Repeat the material below exactly, line for line.

=== Provided data ===

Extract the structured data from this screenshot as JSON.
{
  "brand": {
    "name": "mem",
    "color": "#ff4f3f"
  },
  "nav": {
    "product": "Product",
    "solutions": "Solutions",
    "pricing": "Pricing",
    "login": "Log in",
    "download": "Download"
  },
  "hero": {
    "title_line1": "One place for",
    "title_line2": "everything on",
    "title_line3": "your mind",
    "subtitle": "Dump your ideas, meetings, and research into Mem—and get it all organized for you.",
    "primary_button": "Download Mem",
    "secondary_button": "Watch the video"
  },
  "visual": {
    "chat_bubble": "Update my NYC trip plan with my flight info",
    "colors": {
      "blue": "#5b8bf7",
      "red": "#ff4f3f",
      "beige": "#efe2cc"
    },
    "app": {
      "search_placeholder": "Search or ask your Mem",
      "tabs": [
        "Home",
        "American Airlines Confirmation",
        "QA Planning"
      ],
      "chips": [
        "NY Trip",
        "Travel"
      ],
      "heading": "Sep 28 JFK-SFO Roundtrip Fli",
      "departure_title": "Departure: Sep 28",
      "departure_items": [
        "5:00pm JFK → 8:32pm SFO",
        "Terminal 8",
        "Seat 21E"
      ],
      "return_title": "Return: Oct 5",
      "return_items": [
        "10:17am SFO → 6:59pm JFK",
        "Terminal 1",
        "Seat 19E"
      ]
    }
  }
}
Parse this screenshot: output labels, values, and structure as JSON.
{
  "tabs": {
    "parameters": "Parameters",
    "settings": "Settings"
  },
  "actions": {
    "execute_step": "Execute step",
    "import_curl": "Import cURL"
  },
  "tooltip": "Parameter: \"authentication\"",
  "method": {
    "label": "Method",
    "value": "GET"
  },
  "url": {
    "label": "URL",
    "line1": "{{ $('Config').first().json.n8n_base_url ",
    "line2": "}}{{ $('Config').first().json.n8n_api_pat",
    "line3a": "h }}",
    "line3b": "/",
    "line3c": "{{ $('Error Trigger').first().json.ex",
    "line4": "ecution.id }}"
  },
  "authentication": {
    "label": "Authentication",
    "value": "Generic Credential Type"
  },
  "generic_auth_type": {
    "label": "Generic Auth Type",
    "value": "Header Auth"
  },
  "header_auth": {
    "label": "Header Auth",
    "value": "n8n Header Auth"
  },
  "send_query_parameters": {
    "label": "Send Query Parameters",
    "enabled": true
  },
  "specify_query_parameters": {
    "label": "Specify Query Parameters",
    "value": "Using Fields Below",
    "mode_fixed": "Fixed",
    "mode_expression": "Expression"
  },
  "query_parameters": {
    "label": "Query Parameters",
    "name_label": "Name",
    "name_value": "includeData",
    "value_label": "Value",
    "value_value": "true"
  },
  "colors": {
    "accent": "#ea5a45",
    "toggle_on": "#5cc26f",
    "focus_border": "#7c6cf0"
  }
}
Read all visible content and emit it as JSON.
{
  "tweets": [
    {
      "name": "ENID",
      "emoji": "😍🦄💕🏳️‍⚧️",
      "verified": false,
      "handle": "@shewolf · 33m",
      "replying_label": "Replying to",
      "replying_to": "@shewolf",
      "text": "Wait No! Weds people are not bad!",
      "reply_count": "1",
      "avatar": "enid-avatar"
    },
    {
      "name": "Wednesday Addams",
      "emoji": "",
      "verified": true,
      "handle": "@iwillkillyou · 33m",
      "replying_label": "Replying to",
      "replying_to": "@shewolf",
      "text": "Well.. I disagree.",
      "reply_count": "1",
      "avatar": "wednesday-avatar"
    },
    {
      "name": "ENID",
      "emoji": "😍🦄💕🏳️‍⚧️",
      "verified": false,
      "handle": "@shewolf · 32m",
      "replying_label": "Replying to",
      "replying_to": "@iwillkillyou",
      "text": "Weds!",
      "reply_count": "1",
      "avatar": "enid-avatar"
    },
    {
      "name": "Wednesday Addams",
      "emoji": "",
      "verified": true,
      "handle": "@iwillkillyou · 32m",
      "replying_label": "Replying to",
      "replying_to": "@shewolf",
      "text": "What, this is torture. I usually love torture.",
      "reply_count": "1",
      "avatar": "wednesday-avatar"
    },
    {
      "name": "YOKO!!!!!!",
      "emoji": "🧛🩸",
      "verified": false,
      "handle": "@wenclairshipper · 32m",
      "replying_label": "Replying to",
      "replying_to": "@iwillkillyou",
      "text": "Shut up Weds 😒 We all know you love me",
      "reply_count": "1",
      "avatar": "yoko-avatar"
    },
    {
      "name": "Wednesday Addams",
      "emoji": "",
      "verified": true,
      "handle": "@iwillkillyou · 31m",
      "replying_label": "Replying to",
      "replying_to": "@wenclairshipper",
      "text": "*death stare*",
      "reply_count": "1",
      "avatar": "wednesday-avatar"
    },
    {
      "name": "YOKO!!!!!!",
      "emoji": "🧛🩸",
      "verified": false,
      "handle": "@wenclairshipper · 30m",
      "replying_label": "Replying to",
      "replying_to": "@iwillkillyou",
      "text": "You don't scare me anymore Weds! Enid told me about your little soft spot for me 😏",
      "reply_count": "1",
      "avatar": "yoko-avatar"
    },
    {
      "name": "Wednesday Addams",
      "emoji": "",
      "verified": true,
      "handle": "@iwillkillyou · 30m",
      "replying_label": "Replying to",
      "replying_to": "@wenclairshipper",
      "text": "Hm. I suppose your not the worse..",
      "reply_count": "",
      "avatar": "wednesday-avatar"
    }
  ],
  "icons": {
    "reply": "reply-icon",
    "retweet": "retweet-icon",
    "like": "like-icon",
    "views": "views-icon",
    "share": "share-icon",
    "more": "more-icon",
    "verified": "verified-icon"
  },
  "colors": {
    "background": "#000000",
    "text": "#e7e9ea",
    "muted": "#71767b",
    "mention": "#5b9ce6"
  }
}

===

== Exercise result ==
Extract the structured data from this screenshot as JSON.
{
  "brand": {
    "name": "mem",
    "color": "#ff4f3f"
  },
  "nav": {
    "product": "Product",
    "solutions": "Solutions",
    "pricing": "Pricing",
    "login": "Log in",
    "download": "Download"
  },
  "hero": {
    "title_line1": "One place for",
    "title_line2": "everything on",
    "title_line3": "your mind",
    "subtitle": "Dump your ideas, meetings, and research into Mem—and get it all organized for you.",
    "primary_button": "Download Mem",
    "secondary_button": "Watch the video"
  },
  "visual": {
    "chat_bubble": "Update my NYC trip plan with my flight info",
    "colors": {
      "blue": "#5b8bf7",
      "red": "#ff4f3f",
      "beige": "#efe2cc"
    },
    "app": {
      "search_placeholder": "Search or ask your Mem",
      "tabs": [
        "Home",
        "American Airlines Confirmation",
        "QA Planning"
      ],
      "chips": [
        "NY Trip",
        "Travel"
      ],
      "heading": "Sep 28 JFK-SFO Roundtrip Fli",
      "departure_title": "Departure: Sep 28",
      "departure_items": [
        "5:00pm JFK → 8:32pm SFO",
        "Terminal 8",
        "Seat 21E"
      ],
      "return_title": "Return: Oct 5",
      "return_items": [
        "10:17am SFO → 6:59pm JFK",
        "Terminal 1",
        "Seat 19E"
      ]
    }
  }
}
Parse this screenshot: output labels, values, and structure as JSON.
{
  "tabs": {
    "parameters": "Parameters",
    "settings": "Settings"
  },
  "actions": {
    "execute_step": "Execute step",
    "import_curl": "Import cURL"
  },
  "tooltip": "Parameter: \"authentication\"",
  "method": {
    "label": "Method",
    "value": "GET"
  },
  "url": {
    "label": "URL",
    "line1": "{{ $('Config').first().json.n8n_base_url ",
    "line2": "}}{{ $('Config').first().json.n8n_api_pat",
    "line3a": "h }}",
    "line3b": "/",
    "line3c": "{{ $('Error Trigger').first().json.ex",
    "line4": "ecution.id }}"
  },
  "authentication": {
    "label": "Authentication",
    "value": "Generic Credential Type"
  },
  "generic_auth_type": {
    "label": "Generic Auth Type",
    "value": "Header Auth"
  },
  "header_auth": {
    "label": "Header Auth",
    "value": "n8n Header Auth"
  },
  "send_query_parameters": {
    "label": "Send Query Parameters",
    "enabled": true
  },
  "specify_query_parameters": {
    "label": "Specify Query Parameters",
    "value": "Using Fields Below",
    "mode_fixed": "Fixed",
    "mode_expression": "Expression"
  },
  "query_parameters": {
    "label": "Query Parameters",
    "name_label": "Name",
    "name_value": "includeData",
    "value_label": "Value",
    "value_value": "true"
  },
  "colors": {
    "accent": "#ea5a45",
    "toggle_on": "#5cc26f",
    "focus_border": "#7c6cf0"
  }
}
Read all visible content and emit it as JSON.
{
  "tweets": [
    {
      "name": "ENID",
      "emoji": "😍🦄💕🏳️‍⚧️",
      "verified": false,
      "handle": "@shewolf · 33m",
      "replying_label": "Replying to",
      "replying_to": "@shewolf",
      "text": "Wait No! Weds people are not bad!",
      "reply_count": "1",
      "avatar": "enid-avatar"
    },
    {
      "name": "Wednesday Addams",
      "emoji": "",
      "verified": true,
      "handle": "@iwillkillyou · 33m",
      "replying_label": "Replying to",
      "replying_to": "@shewolf",
      "text": "Well.. I disagree.",
      "reply_count": "1",
      "avatar": "wednesday-avatar"
    },
    {
      "name": "ENID",
      "emoji": "😍🦄💕🏳️‍⚧️",
      "verified": false,
      "handle": "@shewolf · 32m",
      "replying_label": "Replying to",
      "replying_to": "@iwillkillyou",
      "text": "Weds!",
      "reply_count": "1",
      "avatar": "enid-avatar"
    },
    {
      "name": "Wednesday Addams",
      "emoji": "",
      "verified": true,
      "handle": "@iwillkillyou · 32m",
      "replying_label": "Replying to",
      "replying_to": "@shewolf",
      "text": "What, this is torture. I usually love torture.",
      "reply_count": "1",
      "avatar": "wednesday-avatar"
    },
    {
      "name": "YOKO!!!!!!",
      "emoji": "🧛🩸",
      "verified": false,
      "handle": "@wenclairshipper · 32m",
      "replying_label": "Replying to",
      "replying_to": "@iwillkillyou",
      "text": "Shut up Weds 😒 We all know you love me",
      "reply_count": "1",
      "avatar": "yoko-avatar"
    },
    {
      "name": "Wednesday Addams",
      "emoji": "",
      "verified": true,
      "handle": "@iwillkillyou · 31m",
      "replying_label": "Replying to",
      "replying_to": "@wenclairshipper",
      "text": "*death stare*",
      "reply_count": "1",
      "avatar": "wednesday-avatar"
    },
    {
      "name": "YOKO!!!!!!",
      "emoji": "🧛🩸",
      "verified": false,
      "handle": "@wenclairshipper · 30m",
      "replying_label": "Replying to",
      "replying_to": "@iwillkillyou",
      "text": "You don't scare me anymore Weds! Enid told me about your little soft spot for me 😏",
      "reply_count": "1",
      "avatar": "yoko-avatar"
    },
    {
      "name": "Wednesday Addams",
      "emoji": "",
      "verified": true,
      "handle": "@iwillkillyou · 30m",
      "replying_label": "Replying to",
      "replying_to": "@wenclairshipper",
      "text": "Hm. I suppose your not the worse..",
      "reply_count": "",
      "avatar": "wednesday-avatar"
    }
  ],
  "icons": {
    "reply": "reply-icon",
    "retweet": "retweet-icon",
    "like": "like-icon",
    "views": "views-icon",
    "share": "share-icon",
    "more": "more-icon",
    "verified": "verified-icon"
  },
  "colors": {
    "background": "#000000",
    "text": "#e7e9ea",
    "muted": "#71767b",
    "mention": "#5b9ce6"
  }
}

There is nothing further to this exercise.